> _Job_:
Copy everything in the listing below word for word, apart from any images.
- - - -
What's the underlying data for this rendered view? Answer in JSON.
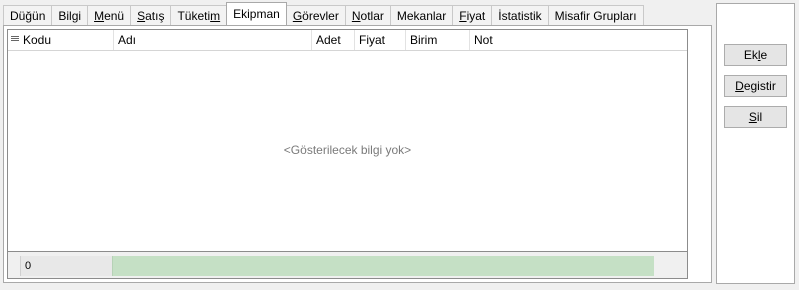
{
  "tabs": [
    {
      "pre": "",
      "u": "",
      "post": "Düğün"
    },
    {
      "pre": "",
      "u": "",
      "post": "Bilgi"
    },
    {
      "pre": "",
      "u": "M",
      "post": "enü"
    },
    {
      "pre": "",
      "u": "S",
      "post": "atış"
    },
    {
      "pre": "Tüketi",
      "u": "m",
      "post": ""
    },
    {
      "pre": "",
      "u": "",
      "post": "Ekipman"
    },
    {
      "pre": "",
      "u": "G",
      "post": "örevler"
    },
    {
      "pre": "",
      "u": "N",
      "post": "otlar"
    },
    {
      "pre": "",
      "u": "",
      "post": "Mekanlar"
    },
    {
      "pre": "",
      "u": "F",
      "post": "iyat"
    },
    {
      "pre": "",
      "u": "",
      "post": "İstatistik"
    },
    {
      "pre": "",
      "u": "",
      "post": "Misafir Grupları"
    }
  ],
  "grid": {
    "columns": [
      "Kodu",
      "Adı",
      "Adet",
      "Fiyat",
      "Birim",
      "Not"
    ],
    "empty_text": "<Gösterilecek bilgi yok>",
    "footer_value": "0"
  },
  "buttons": [
    {
      "pre": "Ek",
      "u": "l",
      "post": "e"
    },
    {
      "pre": "",
      "u": "D",
      "post": "egistir"
    },
    {
      "pre": "",
      "u": "S",
      "post": "il"
    }
  ]
}
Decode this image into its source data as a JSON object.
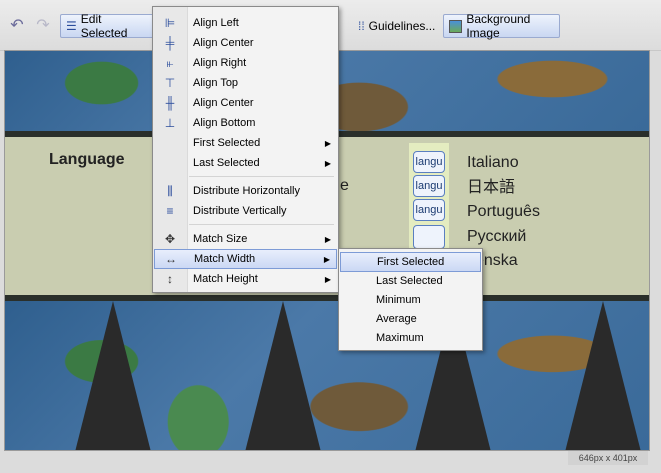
{
  "toolbar": {
    "undo_icon": "undo-icon",
    "redo_icon": "redo-icon",
    "edit_selected": "Edit Selected",
    "guidelines": "Guidelines...",
    "background_image": "Background Image"
  },
  "canvas": {
    "language_heading": "Language",
    "fragment": "e",
    "button_labels": [
      "langu",
      "langu",
      "langu",
      ""
    ],
    "languages": [
      "Italiano",
      "日本語",
      "Português",
      "Русский",
      "venska"
    ]
  },
  "edit_menu": {
    "items": [
      {
        "label": "Align Left",
        "icon": "align-left-icon"
      },
      {
        "label": "Align Center",
        "icon": "align-center-horizontal-icon"
      },
      {
        "label": "Align Right",
        "icon": "align-right-icon"
      },
      {
        "label": "Align Top",
        "icon": "align-top-icon"
      },
      {
        "label": "Align Center",
        "icon": "align-center-vertical-icon"
      },
      {
        "label": "Align Bottom",
        "icon": "align-bottom-icon"
      },
      {
        "label": "First Selected"
      },
      {
        "label": "Last Selected"
      },
      {
        "label": "Distribute Horizontally",
        "icon": "distribute-horizontal-icon"
      },
      {
        "label": "Distribute Vertically",
        "icon": "distribute-vertical-icon"
      },
      {
        "label": "Match Size",
        "icon": "match-size-icon"
      },
      {
        "label": "Match Width",
        "icon": "match-width-icon"
      },
      {
        "label": "Match Height",
        "icon": "match-height-icon"
      }
    ]
  },
  "match_width_submenu": {
    "items": [
      "First Selected",
      "Last Selected",
      "Minimum",
      "Average",
      "Maximum"
    ]
  },
  "status": {
    "size": "646px x 401px"
  },
  "colors": {
    "accent": "#c9d7f2",
    "panel": "#c9cdb0",
    "menu_bg": "#f3f3f3"
  }
}
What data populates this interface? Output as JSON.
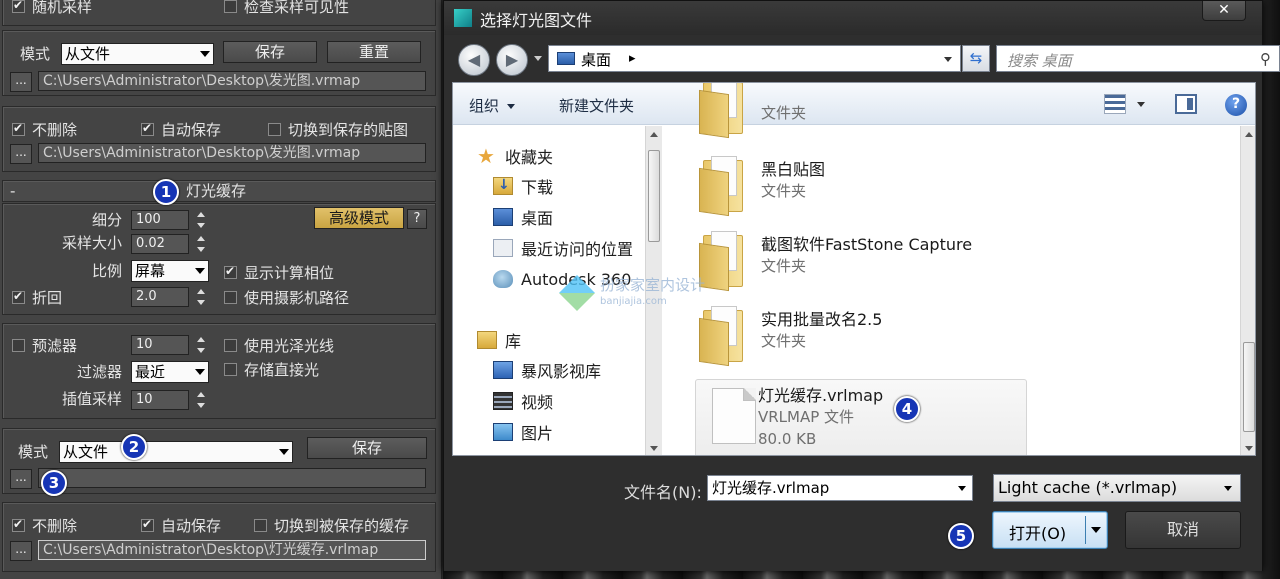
- - - -
> _Response to the task_:
What's the underlying data for this rendered view? Answer in JSON.
{
  "tabs": [
    {
      "pre": "",
      "u": "",
      "post": "Düğün"
    },
    {
      "pre": "",
      "u": "",
      "post": "Bilgi"
    },
    {
      "pre": "",
      "u": "M",
      "post": "enü"
    },
    {
      "pre": "",
      "u": "S",
      "post": "atış"
    },
    {
      "pre": "Tüketi",
      "u": "m",
      "post": ""
    },
    {
      "pre": "",
      "u": "",
      "post": "Ekipman"
    },
    {
      "pre": "",
      "u": "G",
      "post": "örevler"
    },
    {
      "pre": "",
      "u": "N",
      "post": "otlar"
    },
    {
      "pre": "",
      "u": "",
      "post": "Mekanlar"
    },
    {
      "pre": "",
      "u": "F",
      "post": "iyat"
    },
    {
      "pre": "",
      "u": "",
      "post": "İstatistik"
    },
    {
      "pre": "",
      "u": "",
      "post": "Misafir Grupları"
    }
  ],
  "grid": {
    "columns": [
      "Kodu",
      "Adı",
      "Adet",
      "Fiyat",
      "Birim",
      "Not"
    ],
    "empty_text": "<Gösterilecek bilgi yok>",
    "footer_value": "0"
  },
  "buttons": [
    {
      "pre": "Ek",
      "u": "l",
      "post": "e"
    },
    {
      "pre": "",
      "u": "D",
      "post": "egistir"
    },
    {
      "pre": "",
      "u": "S",
      "post": "il"
    }
  ]
}
Decode this image into its source data as a JSON object.
{
  "toolbar": {
    "undo_icon": "undo-icon",
    "redo_icon": "redo-icon",
    "edit_selected": "Edit Selected",
    "guidelines": "Guidelines...",
    "background_image": "Background Image"
  },
  "canvas": {
    "language_heading": "Language",
    "fragment": "e",
    "button_labels": [
      "langu",
      "langu",
      "langu",
      ""
    ],
    "languages": [
      "Italiano",
      "日本語",
      "Português",
      "Русский",
      "venska"
    ]
  },
  "edit_menu": {
    "items": [
      {
        "label": "Align Left",
        "icon": "align-left-icon"
      },
      {
        "label": "Align Center",
        "icon": "align-center-horizontal-icon"
      },
      {
        "label": "Align Right",
        "icon": "align-right-icon"
      },
      {
        "label": "Align Top",
        "icon": "align-top-icon"
      },
      {
        "label": "Align Center",
        "icon": "align-center-vertical-icon"
      },
      {
        "label": "Align Bottom",
        "icon": "align-bottom-icon"
      },
      {
        "label": "First Selected"
      },
      {
        "label": "Last Selected"
      },
      {
        "label": "Distribute Horizontally",
        "icon": "distribute-horizontal-icon"
      },
      {
        "label": "Distribute Vertically",
        "icon": "distribute-vertical-icon"
      },
      {
        "label": "Match Size",
        "icon": "match-size-icon"
      },
      {
        "label": "Match Width",
        "icon": "match-width-icon"
      },
      {
        "label": "Match Height",
        "icon": "match-height-icon"
      }
    ]
  },
  "match_width_submenu": {
    "items": [
      "First Selected",
      "Last Selected",
      "Minimum",
      "Average",
      "Maximum"
    ]
  },
  "status": {
    "size": "646px x 401px"
  },
  "colors": {
    "accent": "#c9d7f2",
    "panel": "#c9cdb0",
    "menu_bg": "#f3f3f3"
  }
}
What data populates this interface? Output as JSON.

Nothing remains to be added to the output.